*PROBLEM TO WORK ON*: Report every line in the listing that contains the string "Version".
————
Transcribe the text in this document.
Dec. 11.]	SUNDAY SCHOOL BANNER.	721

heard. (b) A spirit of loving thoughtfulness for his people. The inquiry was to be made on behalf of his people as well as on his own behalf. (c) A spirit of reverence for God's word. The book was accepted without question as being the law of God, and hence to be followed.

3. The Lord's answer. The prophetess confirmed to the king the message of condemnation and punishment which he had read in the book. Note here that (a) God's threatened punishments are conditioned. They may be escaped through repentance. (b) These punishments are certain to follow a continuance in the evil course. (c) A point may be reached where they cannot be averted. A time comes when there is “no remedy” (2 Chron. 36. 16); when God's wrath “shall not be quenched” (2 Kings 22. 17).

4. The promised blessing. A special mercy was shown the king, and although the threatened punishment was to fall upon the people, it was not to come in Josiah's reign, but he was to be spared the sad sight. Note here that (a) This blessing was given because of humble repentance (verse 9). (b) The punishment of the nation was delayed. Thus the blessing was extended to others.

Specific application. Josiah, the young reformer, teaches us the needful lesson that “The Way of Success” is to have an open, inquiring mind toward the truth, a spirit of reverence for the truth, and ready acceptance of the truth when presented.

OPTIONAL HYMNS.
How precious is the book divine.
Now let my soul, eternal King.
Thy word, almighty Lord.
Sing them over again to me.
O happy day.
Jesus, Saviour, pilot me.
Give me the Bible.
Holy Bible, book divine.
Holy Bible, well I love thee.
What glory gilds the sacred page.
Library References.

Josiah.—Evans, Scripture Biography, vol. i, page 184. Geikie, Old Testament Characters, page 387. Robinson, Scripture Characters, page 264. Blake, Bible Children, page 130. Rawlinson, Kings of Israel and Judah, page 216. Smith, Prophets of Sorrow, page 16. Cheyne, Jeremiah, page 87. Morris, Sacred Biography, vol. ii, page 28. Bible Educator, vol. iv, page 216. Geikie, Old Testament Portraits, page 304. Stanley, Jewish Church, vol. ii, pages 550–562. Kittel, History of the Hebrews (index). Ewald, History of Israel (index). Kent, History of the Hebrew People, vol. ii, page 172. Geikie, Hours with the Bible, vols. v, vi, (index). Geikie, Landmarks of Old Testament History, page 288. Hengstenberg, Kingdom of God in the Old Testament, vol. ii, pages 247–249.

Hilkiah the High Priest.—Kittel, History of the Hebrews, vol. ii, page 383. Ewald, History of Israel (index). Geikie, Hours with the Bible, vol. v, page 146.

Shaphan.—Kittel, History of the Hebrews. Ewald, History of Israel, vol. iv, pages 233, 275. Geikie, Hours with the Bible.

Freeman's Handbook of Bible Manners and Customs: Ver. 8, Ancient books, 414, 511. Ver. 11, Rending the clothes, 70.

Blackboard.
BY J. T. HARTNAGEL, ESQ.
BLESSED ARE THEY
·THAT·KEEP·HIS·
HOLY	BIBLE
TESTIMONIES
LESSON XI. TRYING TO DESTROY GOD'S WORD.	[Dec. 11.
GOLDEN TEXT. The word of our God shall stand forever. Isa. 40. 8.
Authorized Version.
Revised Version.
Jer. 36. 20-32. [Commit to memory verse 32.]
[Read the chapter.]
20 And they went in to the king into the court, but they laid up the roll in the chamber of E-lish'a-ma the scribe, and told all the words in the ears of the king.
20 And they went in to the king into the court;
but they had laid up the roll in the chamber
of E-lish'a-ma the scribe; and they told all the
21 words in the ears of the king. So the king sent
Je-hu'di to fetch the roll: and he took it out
————
*EXERCISE OUTPUT*:
Authorized Version.
Revised Version.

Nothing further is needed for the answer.